Data listing:
○ ○ ○ ○ ○

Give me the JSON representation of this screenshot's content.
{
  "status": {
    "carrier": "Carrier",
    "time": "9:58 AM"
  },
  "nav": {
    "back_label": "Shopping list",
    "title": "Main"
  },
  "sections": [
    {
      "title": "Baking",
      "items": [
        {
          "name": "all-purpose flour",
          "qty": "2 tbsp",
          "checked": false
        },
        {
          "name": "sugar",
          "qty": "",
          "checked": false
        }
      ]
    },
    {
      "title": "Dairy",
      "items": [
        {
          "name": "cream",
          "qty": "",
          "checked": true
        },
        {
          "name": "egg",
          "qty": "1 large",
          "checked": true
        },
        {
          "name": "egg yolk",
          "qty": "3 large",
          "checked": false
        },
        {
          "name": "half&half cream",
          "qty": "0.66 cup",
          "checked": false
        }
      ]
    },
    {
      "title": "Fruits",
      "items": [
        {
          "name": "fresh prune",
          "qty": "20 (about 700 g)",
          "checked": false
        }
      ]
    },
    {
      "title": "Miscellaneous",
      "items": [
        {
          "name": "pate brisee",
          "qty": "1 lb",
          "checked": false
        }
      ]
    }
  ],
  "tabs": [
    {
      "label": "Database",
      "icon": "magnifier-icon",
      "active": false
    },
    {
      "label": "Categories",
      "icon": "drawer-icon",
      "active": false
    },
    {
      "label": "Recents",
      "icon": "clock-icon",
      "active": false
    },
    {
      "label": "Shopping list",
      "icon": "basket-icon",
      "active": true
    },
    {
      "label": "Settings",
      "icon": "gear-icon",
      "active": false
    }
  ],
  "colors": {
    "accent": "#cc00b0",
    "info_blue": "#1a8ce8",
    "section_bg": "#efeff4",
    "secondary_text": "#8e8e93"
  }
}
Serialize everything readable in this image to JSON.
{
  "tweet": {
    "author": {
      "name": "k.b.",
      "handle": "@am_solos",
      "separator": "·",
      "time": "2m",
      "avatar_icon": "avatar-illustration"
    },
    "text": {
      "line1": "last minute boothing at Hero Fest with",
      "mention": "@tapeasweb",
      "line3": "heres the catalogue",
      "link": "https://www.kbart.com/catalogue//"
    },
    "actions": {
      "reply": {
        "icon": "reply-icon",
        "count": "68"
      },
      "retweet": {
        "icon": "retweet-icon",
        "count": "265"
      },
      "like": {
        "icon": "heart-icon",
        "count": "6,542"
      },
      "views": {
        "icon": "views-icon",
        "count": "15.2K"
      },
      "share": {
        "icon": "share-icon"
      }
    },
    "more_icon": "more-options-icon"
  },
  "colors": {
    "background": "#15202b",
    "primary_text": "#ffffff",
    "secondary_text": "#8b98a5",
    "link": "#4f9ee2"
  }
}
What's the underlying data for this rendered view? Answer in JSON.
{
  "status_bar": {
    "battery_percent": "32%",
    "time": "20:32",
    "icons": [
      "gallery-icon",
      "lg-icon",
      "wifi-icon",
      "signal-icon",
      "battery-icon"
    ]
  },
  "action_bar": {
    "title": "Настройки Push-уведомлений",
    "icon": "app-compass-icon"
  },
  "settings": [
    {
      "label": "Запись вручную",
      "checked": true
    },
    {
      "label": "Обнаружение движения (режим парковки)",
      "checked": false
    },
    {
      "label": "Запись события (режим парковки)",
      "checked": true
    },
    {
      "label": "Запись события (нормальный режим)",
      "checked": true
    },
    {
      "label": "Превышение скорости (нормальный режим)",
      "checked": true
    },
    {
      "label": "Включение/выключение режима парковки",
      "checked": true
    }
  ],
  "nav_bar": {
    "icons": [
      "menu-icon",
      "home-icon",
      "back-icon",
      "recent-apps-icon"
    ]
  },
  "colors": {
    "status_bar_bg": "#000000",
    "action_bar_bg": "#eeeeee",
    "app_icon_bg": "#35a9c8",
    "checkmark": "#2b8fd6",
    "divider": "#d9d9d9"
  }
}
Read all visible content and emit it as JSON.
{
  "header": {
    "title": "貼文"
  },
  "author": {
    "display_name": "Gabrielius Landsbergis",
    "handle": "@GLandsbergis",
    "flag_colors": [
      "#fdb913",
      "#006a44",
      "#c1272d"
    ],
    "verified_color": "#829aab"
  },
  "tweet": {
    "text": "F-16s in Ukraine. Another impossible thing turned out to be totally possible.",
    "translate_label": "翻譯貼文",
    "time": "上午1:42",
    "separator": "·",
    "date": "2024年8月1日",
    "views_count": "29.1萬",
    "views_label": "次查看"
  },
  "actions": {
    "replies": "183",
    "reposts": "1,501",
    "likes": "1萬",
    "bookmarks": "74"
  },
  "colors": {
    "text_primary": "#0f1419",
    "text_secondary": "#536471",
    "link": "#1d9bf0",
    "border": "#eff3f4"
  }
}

○ ○ ○ ○ ○

Aim:
Output all of the material, please, exactly as it stands.

Solution to the problem:
Give me the JSON representation of this screenshot's content.
{
  "status": {
    "carrier": "Carrier",
    "time": "9:58 AM"
  },
  "nav": {
    "back_label": "Shopping list",
    "title": "Main"
  },
  "sections": [
    {
      "title": "Baking",
      "items": [
        {
          "name": "all-purpose flour",
          "qty": "2 tbsp",
          "checked": false
        },
        {
          "name": "sugar",
          "qty": "",
          "checked": false
        }
      ]
    },
    {
      "title": "Dairy",
      "items": [
        {
          "name": "cream",
          "qty": "",
          "checked": true
        },
        {
          "name": "egg",
          "qty": "1 large",
          "checked": true
        },
        {
          "name": "egg yolk",
          "qty": "3 large",
          "checked": false
        },
        {
          "name": "half&half cream",
          "qty": "0.66 cup",
          "checked": false
        }
      ]
    },
    {
      "title": "Fruits",
      "items": [
        {
          "name": "fresh prune",
          "qty": "20 (about 700 g)",
          "checked": false
        }
      ]
    },
    {
      "title": "Miscellaneous",
      "items": [
        {
          "name": "pate brisee",
          "qty": "1 lb",
          "checked": false
        }
      ]
    }
  ],
  "tabs": [
    {
      "label": "Database",
      "icon": "magnifier-icon",
      "active": false
    },
    {
      "label": "Categories",
      "icon": "drawer-icon",
      "active": false
    },
    {
      "label": "Recents",
      "icon": "clock-icon",
      "active": false
    },
    {
      "label": "Shopping list",
      "icon": "basket-icon",
      "active": true
    },
    {
      "label": "Settings",
      "icon": "gear-icon",
      "active": false
    }
  ],
  "colors": {
    "accent": "#cc00b0",
    "info_blue": "#1a8ce8",
    "section_bg": "#efeff4",
    "secondary_text": "#8e8e93"
  }
}
Serialize everything readable in this image to JSON.
{
  "tweet": {
    "author": {
      "name": "k.b.",
      "handle": "@am_solos",
      "separator": "·",
      "time": "2m",
      "avatar_icon": "avatar-illustration"
    },
    "text": {
      "line1": "last minute boothing at Hero Fest with",
      "mention": "@tapeasweb",
      "line3": "heres the catalogue",
      "link": "https://www.kbart.com/catalogue//"
    },
    "actions": {
      "reply": {
        "icon": "reply-icon",
        "count": "68"
      },
      "retweet": {
        "icon": "retweet-icon",
        "count": "265"
      },
      "like": {
        "icon": "heart-icon",
        "count": "6,542"
      },
      "views": {
        "icon": "views-icon",
        "count": "15.2K"
      },
      "share": {
        "icon": "share-icon"
      }
    },
    "more_icon": "more-options-icon"
  },
  "colors": {
    "background": "#15202b",
    "primary_text": "#ffffff",
    "secondary_text": "#8b98a5",
    "link": "#4f9ee2"
  }
}
What's the underlying data for this rendered view? Answer in JSON.
{
  "status_bar": {
    "battery_percent": "32%",
    "time": "20:32",
    "icons": [
      "gallery-icon",
      "lg-icon",
      "wifi-icon",
      "signal-icon",
      "battery-icon"
    ]
  },
  "action_bar": {
    "title": "Настройки Push-уведомлений",
    "icon": "app-compass-icon"
  },
  "settings": [
    {
      "label": "Запись вручную",
      "checked": true
    },
    {
      "label": "Обнаружение движения (режим парковки)",
      "checked": false
    },
    {
      "label": "Запись события (режим парковки)",
      "checked": true
    },
    {
      "label": "Запись события (нормальный режим)",
      "checked": true
    },
    {
      "label": "Превышение скорости (нормальный режим)",
      "checked": true
    },
    {
      "label": "Включение/выключение режима парковки",
      "checked": true
    }
  ],
  "nav_bar": {
    "icons": [
      "menu-icon",
      "home-icon",
      "back-icon",
      "recent-apps-icon"
    ]
  },
  "colors": {
    "status_bar_bg": "#000000",
    "action_bar_bg": "#eeeeee",
    "app_icon_bg": "#35a9c8",
    "checkmark": "#2b8fd6",
    "divider": "#d9d9d9"
  }
}
Read all visible content and emit it as JSON.
{
  "header": {
    "title": "貼文"
  },
  "author": {
    "display_name": "Gabrielius Landsbergis",
    "handle": "@GLandsbergis",
    "flag_colors": [
      "#fdb913",
      "#006a44",
      "#c1272d"
    ],
    "verified_color": "#829aab"
  },
  "tweet": {
    "text": "F-16s in Ukraine. Another impossible thing turned out to be totally possible.",
    "translate_label": "翻譯貼文",
    "time": "上午1:42",
    "separator": "·",
    "date": "2024年8月1日",
    "views_count": "29.1萬",
    "views_label": "次查看"
  },
  "actions": {
    "replies": "183",
    "reposts": "1,501",
    "likes": "1萬",
    "bookmarks": "74"
  },
  "colors": {
    "text_primary": "#0f1419",
    "text_secondary": "#536471",
    "link": "#1d9bf0",
    "border": "#eff3f4"
  }
}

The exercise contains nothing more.